§ **Goal of the exercise**:
Write only the number of lines holding the string "change".

[start Data listing]

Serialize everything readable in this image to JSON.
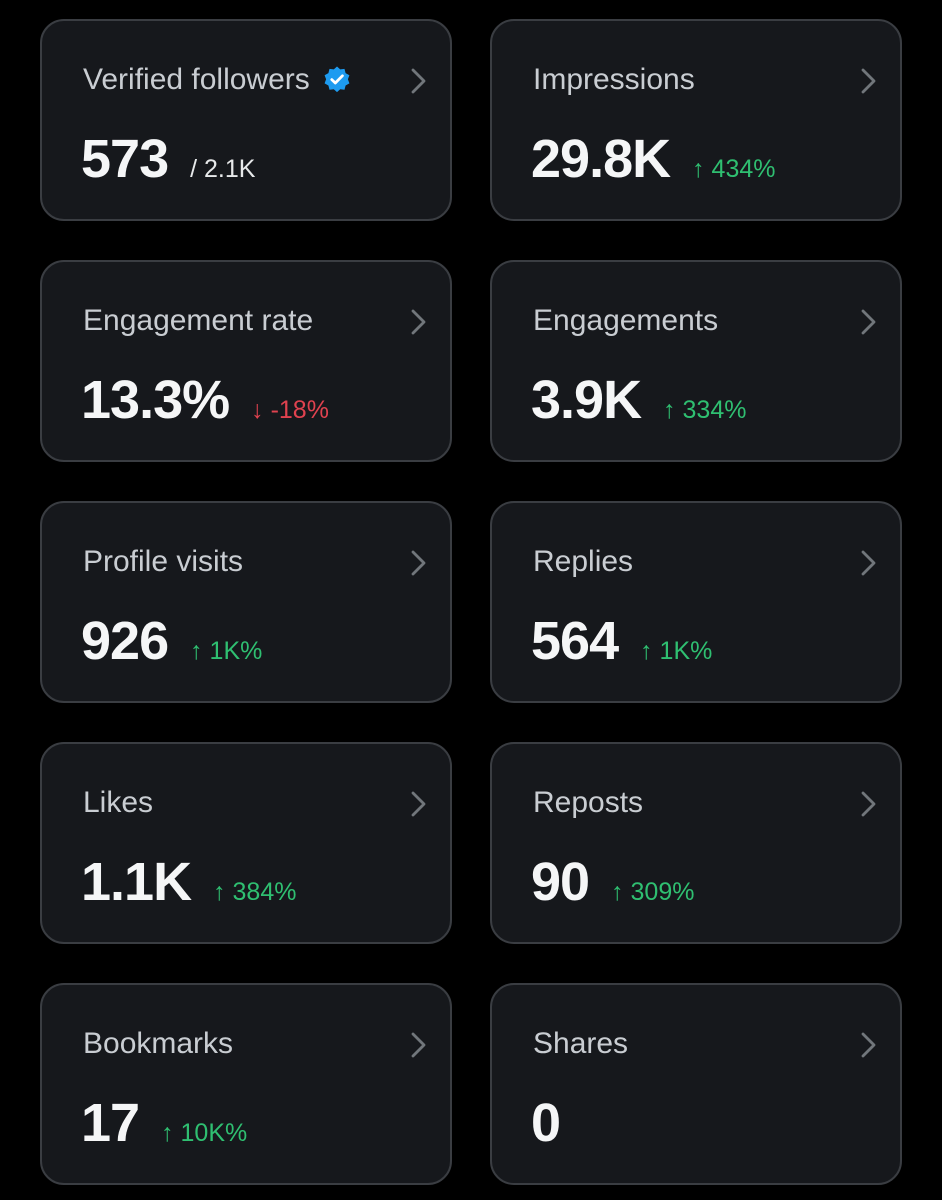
{
  "colors": {
    "background": "#000000",
    "card_background": "#16181c",
    "card_border": "#3a3d42",
    "verified_blue": "#1d9bf0",
    "positive": "#2fbf71",
    "negative": "#e0424f"
  },
  "cards": [
    {
      "title": "Verified followers",
      "value": "573",
      "sub": "/ 2.1K",
      "change": "",
      "direction": "none",
      "verified_icon": "verified-badge-icon"
    },
    {
      "title": "Impressions",
      "value": "29.8K",
      "sub": "",
      "change": "↑ 434%",
      "direction": "up"
    },
    {
      "title": "Engagement rate",
      "value": "13.3%",
      "sub": "",
      "change": "↓ -18%",
      "direction": "down"
    },
    {
      "title": "Engagements",
      "value": "3.9K",
      "sub": "",
      "change": "↑ 334%",
      "direction": "up"
    },
    {
      "title": "Profile visits",
      "value": "926",
      "sub": "",
      "change": "↑ 1K%",
      "direction": "up"
    },
    {
      "title": "Replies",
      "value": "564",
      "sub": "",
      "change": "↑ 1K%",
      "direction": "up"
    },
    {
      "title": "Likes",
      "value": "1.1K",
      "sub": "",
      "change": "↑ 384%",
      "direction": "up"
    },
    {
      "title": "Reposts",
      "value": "90",
      "sub": "",
      "change": "↑ 309%",
      "direction": "up"
    },
    {
      "title": "Bookmarks",
      "value": "17",
      "sub": "",
      "change": "↑ 10K%",
      "direction": "up"
    },
    {
      "title": "Shares",
      "value": "0",
      "sub": "",
      "change": "",
      "direction": "none"
    }
  ]
}
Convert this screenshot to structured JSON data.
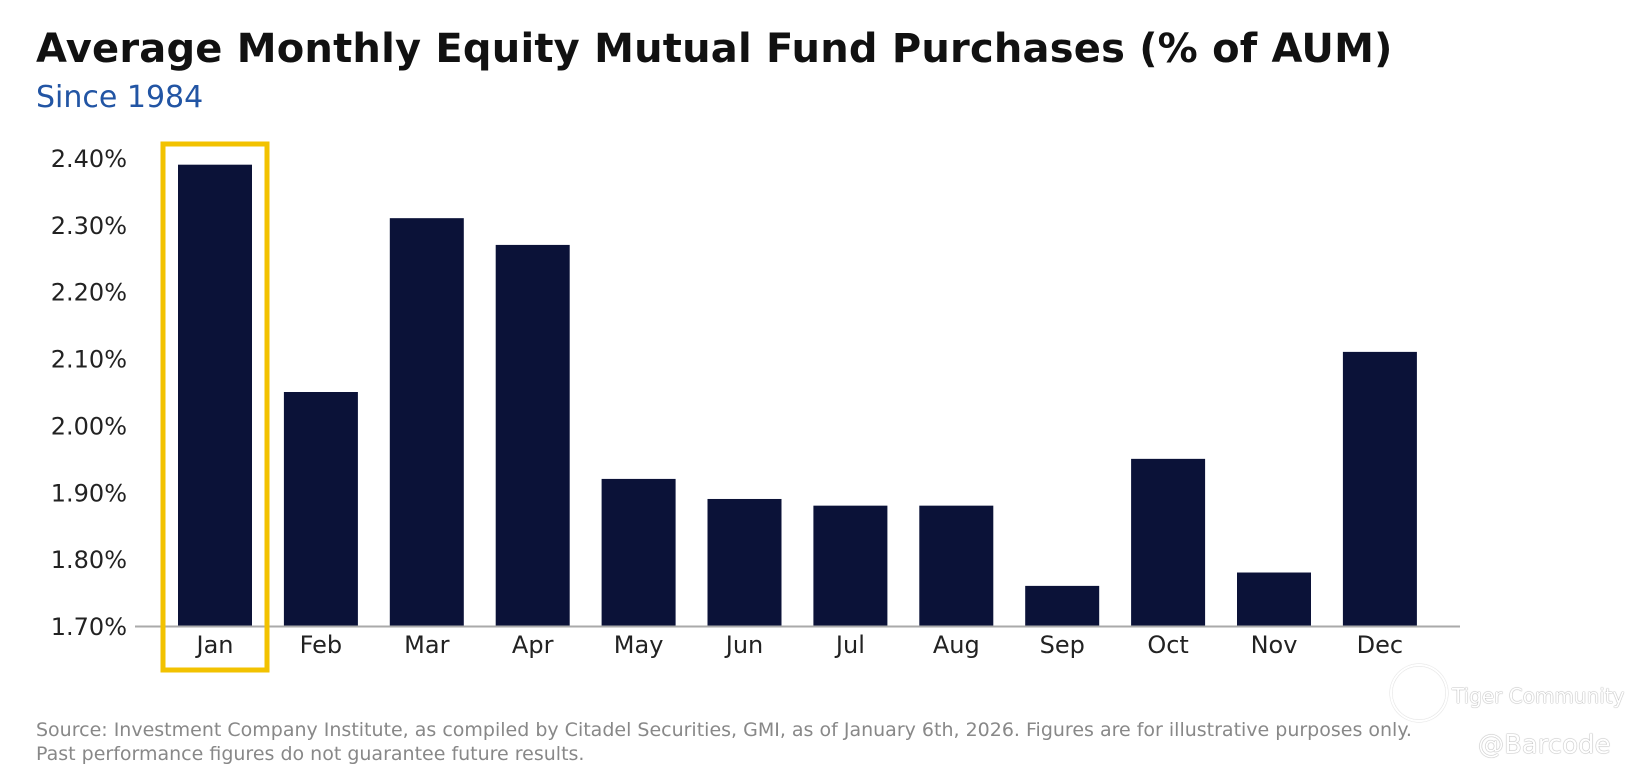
{
  "header": {
    "title": "Average Monthly Equity Mutual Fund Purchases (% of AUM)",
    "subtitle": "Since 1984"
  },
  "chart_data": {
    "type": "bar",
    "title": "Average Monthly Equity Mutual Fund Purchases (% of AUM)",
    "subtitle": "Since 1984",
    "xlabel": "",
    "ylabel": "",
    "ylim": [
      1.7,
      2.4
    ],
    "y_ticks": [
      1.7,
      1.8,
      1.9,
      2.0,
      2.1,
      2.2,
      2.3,
      2.4
    ],
    "y_tick_labels": [
      "1.70%",
      "1.80%",
      "1.90%",
      "2.00%",
      "2.10%",
      "2.20%",
      "2.30%",
      "2.40%"
    ],
    "categories": [
      "Jan",
      "Feb",
      "Mar",
      "Apr",
      "May",
      "Jun",
      "Jul",
      "Aug",
      "Sep",
      "Oct",
      "Nov",
      "Dec"
    ],
    "values": [
      2.39,
      2.05,
      2.31,
      2.27,
      1.92,
      1.89,
      1.88,
      1.88,
      1.76,
      1.95,
      1.78,
      2.11
    ],
    "highlight_category": "Jan",
    "grid": false,
    "colors": {
      "bar": "#0b1238",
      "highlight_box": "#f2c200",
      "axis": "#aaaaaa"
    }
  },
  "footer": {
    "source_line1": "Source: Investment Company Institute, as compiled by Citadel Securities, GMI, as of January 6th, 2026. Figures are for illustrative purposes only.",
    "source_line2": "Past performance figures do not guarantee future results."
  },
  "watermark": {
    "name": "Tiger Community",
    "handle": "@Barcode"
  }
}
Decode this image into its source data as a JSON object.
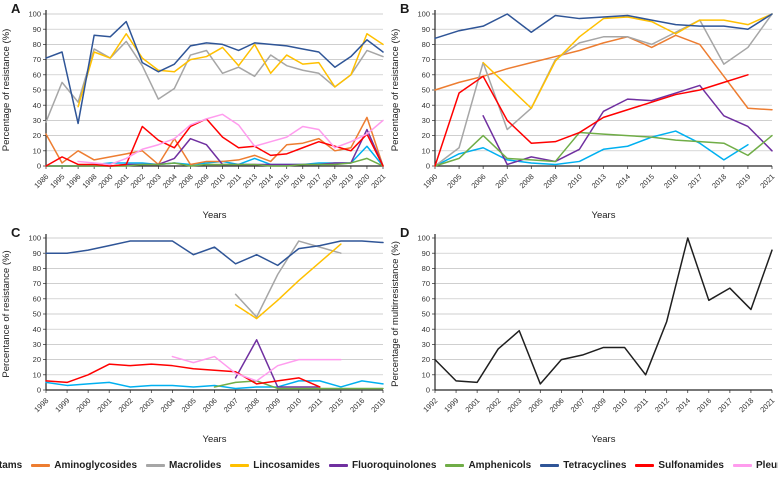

[end Data listing]

§ **Correct answer**:
10